■ PROBLEM TO SOLVE
Go through the records and show each line where the word "ylabel" occurs.

Excerpts from a figure dataset:
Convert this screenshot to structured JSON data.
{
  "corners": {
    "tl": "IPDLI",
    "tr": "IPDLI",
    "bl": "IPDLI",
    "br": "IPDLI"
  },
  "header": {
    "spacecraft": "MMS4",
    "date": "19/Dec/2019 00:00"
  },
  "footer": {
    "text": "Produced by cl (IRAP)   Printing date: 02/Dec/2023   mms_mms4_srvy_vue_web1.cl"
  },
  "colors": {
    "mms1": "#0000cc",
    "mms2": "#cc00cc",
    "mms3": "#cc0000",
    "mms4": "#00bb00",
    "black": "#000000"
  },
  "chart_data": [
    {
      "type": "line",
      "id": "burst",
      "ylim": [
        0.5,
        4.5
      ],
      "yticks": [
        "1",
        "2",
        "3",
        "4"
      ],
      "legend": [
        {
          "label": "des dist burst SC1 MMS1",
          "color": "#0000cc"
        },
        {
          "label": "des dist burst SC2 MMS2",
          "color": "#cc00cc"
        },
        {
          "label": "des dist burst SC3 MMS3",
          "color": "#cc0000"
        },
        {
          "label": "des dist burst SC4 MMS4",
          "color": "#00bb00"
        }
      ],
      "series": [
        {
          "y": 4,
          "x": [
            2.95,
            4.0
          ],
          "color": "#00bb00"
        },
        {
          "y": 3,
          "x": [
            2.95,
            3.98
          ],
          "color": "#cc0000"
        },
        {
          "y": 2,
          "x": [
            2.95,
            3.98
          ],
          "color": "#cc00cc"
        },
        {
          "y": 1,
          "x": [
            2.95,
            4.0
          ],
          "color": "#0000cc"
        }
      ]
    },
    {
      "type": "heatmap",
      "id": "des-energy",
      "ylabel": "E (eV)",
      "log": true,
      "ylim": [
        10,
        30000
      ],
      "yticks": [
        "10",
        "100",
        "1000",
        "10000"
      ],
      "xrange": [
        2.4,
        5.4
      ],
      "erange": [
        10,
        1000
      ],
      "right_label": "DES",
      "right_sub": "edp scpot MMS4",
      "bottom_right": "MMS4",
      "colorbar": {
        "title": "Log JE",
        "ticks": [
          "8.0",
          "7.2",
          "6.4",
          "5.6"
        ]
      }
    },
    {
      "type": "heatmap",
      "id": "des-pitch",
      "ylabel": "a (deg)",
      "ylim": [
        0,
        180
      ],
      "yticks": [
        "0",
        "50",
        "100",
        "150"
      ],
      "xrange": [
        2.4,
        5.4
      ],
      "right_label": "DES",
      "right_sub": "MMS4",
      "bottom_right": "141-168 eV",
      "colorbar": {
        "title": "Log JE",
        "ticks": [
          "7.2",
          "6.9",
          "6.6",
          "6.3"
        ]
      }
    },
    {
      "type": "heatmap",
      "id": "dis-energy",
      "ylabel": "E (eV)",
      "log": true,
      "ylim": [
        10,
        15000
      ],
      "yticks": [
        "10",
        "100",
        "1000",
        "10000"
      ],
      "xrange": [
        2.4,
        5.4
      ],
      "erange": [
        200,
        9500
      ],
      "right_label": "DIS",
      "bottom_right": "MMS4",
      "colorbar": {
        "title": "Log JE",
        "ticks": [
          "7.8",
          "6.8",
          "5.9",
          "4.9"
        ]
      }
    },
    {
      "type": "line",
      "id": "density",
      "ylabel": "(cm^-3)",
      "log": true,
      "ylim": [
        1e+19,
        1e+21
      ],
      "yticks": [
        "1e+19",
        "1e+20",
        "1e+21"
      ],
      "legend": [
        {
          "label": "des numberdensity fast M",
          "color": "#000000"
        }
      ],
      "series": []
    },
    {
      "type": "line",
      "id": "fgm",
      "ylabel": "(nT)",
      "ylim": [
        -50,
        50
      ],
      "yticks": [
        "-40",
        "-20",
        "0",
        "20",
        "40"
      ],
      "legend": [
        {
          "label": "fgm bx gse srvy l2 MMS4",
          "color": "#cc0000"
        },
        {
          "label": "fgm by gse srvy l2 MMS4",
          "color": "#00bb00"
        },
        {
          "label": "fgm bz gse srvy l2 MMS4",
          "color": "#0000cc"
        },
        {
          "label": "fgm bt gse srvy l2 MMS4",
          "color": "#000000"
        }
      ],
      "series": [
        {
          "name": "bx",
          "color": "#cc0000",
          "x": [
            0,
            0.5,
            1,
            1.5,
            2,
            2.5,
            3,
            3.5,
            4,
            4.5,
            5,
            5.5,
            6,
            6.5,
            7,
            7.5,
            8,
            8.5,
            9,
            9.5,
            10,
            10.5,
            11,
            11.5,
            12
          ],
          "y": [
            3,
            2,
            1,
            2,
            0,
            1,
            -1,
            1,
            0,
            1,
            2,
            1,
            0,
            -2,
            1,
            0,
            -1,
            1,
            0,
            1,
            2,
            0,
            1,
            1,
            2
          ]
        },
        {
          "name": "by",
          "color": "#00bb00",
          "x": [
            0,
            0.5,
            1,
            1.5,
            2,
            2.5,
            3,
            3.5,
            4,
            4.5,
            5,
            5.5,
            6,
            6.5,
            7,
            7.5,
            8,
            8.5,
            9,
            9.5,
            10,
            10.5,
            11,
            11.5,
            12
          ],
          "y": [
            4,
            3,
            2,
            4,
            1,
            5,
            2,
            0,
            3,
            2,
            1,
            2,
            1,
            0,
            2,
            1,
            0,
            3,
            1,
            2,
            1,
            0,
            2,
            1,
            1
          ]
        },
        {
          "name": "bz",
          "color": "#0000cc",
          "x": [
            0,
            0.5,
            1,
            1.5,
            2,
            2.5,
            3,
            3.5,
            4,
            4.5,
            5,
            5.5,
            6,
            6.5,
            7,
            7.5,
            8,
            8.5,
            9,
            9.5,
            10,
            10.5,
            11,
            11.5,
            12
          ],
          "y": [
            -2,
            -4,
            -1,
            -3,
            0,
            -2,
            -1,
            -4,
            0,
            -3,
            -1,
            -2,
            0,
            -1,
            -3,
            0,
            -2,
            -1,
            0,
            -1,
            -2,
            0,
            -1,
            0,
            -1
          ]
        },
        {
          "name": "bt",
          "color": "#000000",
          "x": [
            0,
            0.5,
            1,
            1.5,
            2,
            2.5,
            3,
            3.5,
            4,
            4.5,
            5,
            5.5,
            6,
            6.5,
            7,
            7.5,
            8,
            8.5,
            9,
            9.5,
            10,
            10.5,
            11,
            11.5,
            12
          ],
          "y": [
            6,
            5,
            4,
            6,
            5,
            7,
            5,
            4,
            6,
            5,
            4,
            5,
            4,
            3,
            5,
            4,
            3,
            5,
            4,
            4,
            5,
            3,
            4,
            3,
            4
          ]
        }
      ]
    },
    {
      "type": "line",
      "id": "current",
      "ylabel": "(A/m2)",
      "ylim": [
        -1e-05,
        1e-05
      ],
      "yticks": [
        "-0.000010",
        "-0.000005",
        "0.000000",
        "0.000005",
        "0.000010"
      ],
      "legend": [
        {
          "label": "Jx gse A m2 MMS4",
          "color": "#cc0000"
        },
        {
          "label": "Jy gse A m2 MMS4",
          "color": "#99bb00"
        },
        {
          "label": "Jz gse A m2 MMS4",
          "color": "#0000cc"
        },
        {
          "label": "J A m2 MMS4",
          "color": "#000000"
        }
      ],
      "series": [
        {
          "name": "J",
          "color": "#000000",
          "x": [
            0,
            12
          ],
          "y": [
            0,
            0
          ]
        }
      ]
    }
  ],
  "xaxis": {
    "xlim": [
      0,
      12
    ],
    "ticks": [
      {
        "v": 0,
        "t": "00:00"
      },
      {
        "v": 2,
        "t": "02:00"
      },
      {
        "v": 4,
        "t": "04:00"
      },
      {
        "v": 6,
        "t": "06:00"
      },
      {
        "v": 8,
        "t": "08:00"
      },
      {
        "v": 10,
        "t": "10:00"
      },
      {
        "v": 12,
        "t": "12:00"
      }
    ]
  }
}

■ RESPONSE TO THIS EXERCISE
      "ylabel": "E (eV)",
      "ylabel": "a (deg)",
      "ylabel": "E (eV)",
      "ylabel": "(cm^-3)",
      "ylabel": "(nT)",
      "ylabel": "(A/m2)",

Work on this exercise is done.